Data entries
-- Begin --

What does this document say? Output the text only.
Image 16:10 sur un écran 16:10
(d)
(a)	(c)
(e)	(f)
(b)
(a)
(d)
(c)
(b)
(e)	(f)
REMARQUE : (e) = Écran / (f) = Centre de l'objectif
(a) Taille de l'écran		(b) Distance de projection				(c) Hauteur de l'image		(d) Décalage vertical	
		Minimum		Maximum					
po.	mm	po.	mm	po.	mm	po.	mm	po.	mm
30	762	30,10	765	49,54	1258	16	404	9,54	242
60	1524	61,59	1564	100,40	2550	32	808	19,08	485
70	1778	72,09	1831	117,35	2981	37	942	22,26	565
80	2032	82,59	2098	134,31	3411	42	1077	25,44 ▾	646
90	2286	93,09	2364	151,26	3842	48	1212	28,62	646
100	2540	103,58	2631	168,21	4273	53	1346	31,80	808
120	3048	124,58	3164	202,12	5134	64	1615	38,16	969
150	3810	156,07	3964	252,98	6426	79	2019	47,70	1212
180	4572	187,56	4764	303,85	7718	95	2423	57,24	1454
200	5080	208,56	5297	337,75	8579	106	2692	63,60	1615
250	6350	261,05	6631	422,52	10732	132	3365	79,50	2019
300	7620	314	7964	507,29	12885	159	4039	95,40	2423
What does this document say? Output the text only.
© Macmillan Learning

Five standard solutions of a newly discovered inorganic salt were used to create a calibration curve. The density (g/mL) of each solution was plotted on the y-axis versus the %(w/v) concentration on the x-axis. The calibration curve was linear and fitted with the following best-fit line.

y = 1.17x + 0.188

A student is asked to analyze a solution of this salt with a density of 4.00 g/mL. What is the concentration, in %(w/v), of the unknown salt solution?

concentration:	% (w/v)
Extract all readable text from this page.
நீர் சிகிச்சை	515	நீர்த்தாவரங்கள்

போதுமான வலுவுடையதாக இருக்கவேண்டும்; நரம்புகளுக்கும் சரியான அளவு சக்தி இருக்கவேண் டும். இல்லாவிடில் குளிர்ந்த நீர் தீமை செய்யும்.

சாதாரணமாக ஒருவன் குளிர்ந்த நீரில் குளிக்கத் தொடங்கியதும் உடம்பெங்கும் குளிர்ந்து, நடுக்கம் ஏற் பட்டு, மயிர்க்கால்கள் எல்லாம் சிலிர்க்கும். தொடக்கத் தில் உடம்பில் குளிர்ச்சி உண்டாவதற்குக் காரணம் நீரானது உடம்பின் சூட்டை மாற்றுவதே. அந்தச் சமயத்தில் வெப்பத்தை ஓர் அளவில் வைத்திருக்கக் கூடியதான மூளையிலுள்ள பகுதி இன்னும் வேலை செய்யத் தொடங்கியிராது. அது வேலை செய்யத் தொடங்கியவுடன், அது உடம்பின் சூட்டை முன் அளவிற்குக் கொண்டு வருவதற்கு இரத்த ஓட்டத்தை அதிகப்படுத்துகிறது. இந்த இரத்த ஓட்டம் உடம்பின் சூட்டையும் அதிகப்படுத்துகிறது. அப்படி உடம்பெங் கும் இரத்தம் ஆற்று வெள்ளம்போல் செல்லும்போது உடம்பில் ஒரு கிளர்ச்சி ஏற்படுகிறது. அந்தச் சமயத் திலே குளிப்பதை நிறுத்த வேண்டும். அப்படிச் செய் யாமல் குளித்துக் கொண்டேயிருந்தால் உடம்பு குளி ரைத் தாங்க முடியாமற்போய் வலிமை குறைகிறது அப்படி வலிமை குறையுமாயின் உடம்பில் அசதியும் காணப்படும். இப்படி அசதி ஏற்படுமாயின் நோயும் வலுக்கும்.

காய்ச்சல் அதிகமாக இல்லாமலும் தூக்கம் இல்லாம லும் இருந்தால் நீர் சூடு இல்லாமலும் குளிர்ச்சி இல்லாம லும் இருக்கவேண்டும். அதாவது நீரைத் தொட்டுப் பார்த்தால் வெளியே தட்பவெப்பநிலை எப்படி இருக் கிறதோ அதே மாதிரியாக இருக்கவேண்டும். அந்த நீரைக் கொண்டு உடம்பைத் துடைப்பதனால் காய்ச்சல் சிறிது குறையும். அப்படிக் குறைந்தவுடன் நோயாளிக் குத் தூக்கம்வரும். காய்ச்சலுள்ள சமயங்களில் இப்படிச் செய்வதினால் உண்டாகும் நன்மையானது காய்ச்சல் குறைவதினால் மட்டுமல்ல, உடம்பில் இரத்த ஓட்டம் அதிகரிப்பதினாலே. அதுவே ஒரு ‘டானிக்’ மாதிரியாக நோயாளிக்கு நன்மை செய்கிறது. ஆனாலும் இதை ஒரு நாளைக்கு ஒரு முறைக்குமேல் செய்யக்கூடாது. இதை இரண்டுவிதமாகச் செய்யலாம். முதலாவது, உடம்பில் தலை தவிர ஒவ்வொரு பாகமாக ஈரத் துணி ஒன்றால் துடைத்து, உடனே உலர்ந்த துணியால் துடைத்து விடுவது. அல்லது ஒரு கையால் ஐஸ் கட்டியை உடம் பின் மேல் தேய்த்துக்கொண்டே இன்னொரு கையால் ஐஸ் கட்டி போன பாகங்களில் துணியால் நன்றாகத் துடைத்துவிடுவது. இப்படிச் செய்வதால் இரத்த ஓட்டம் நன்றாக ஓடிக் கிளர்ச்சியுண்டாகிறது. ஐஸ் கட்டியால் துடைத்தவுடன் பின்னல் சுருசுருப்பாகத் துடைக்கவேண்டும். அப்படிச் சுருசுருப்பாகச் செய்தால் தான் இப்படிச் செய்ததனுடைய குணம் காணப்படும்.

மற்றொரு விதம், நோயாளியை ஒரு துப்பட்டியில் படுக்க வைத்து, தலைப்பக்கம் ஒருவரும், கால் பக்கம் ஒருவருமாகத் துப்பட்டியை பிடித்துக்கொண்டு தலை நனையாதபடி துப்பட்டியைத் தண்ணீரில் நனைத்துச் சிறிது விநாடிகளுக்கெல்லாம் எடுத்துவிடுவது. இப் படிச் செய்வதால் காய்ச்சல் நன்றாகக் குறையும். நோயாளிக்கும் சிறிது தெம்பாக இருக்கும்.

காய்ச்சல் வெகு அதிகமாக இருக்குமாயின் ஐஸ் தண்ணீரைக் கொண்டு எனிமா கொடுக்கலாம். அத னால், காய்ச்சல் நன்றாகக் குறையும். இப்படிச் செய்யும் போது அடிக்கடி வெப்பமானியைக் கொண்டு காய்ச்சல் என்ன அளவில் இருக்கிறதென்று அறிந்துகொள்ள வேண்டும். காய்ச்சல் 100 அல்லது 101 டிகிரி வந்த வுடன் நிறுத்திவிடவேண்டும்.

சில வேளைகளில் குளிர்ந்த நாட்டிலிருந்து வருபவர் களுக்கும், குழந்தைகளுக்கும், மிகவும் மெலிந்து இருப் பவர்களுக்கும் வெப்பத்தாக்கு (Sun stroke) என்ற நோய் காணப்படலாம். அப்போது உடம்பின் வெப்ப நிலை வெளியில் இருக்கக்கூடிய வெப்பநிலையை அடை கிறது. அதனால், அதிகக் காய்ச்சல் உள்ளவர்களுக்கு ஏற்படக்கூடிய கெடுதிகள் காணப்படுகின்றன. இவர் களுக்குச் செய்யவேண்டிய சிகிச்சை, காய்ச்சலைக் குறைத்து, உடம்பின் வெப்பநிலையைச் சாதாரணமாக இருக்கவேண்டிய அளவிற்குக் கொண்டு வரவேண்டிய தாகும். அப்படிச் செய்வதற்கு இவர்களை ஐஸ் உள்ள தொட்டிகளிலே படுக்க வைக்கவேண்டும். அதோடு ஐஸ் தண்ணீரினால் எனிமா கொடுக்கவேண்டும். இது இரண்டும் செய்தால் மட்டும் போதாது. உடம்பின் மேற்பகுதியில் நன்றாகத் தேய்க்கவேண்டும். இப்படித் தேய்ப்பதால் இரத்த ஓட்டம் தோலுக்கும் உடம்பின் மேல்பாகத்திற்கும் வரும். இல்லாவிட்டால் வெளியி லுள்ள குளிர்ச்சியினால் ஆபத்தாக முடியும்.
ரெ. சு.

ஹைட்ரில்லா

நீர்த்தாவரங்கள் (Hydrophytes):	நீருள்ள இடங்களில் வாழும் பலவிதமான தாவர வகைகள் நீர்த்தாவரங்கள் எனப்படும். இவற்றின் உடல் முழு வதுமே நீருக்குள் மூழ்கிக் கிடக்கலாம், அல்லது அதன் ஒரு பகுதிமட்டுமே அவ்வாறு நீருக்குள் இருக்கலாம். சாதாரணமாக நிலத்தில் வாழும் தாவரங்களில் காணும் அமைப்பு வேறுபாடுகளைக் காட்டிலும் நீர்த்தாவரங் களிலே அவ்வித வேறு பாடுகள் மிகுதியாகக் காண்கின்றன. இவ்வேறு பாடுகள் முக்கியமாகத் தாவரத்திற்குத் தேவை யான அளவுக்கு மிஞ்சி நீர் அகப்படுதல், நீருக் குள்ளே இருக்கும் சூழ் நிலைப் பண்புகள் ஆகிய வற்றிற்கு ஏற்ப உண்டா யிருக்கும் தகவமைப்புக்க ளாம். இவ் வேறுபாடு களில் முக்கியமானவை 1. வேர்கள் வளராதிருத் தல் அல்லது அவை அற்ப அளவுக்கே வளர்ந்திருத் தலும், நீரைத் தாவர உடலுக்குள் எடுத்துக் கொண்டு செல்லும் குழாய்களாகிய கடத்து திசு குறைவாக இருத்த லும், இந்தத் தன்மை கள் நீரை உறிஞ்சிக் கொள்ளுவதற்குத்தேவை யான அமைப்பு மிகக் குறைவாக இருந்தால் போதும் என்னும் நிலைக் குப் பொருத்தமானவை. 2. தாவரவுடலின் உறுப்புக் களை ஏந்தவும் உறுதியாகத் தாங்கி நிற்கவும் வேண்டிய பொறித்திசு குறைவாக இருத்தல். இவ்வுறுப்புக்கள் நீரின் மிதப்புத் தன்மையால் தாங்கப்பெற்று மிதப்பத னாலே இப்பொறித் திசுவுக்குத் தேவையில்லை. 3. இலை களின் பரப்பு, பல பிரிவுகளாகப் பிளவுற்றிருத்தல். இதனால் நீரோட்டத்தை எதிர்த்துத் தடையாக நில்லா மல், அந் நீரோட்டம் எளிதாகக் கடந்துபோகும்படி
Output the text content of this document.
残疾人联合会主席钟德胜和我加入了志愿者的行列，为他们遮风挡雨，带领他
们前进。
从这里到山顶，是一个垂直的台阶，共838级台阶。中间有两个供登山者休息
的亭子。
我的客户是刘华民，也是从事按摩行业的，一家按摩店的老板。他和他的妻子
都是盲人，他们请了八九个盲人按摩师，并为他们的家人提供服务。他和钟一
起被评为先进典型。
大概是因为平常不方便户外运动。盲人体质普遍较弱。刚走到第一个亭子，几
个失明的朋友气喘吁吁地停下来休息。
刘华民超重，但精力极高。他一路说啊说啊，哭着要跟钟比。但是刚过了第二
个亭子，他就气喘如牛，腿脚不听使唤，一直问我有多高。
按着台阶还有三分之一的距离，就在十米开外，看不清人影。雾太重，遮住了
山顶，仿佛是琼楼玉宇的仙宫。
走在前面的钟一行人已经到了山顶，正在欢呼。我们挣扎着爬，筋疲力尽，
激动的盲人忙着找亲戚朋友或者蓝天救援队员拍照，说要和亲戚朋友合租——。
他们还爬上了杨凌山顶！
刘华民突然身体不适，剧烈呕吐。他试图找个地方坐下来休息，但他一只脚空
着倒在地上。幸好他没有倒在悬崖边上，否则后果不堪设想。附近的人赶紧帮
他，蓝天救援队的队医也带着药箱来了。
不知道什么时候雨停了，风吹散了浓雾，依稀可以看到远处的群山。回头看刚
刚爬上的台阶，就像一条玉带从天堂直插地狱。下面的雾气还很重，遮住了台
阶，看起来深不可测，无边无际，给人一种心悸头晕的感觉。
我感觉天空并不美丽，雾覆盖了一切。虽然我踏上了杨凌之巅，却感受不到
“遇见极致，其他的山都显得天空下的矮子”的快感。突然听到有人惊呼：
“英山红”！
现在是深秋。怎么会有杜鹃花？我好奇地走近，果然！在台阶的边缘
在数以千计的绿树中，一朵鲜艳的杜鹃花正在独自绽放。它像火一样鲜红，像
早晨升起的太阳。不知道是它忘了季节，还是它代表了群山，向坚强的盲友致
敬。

-- End --

Directions for this task:
Copy every line above in which the string "text" shows up.

Correct result:
What does this document say? Output the text only.
What does this document say? Output the text only.
Extract all readable text from this page.
Output the text content of this document.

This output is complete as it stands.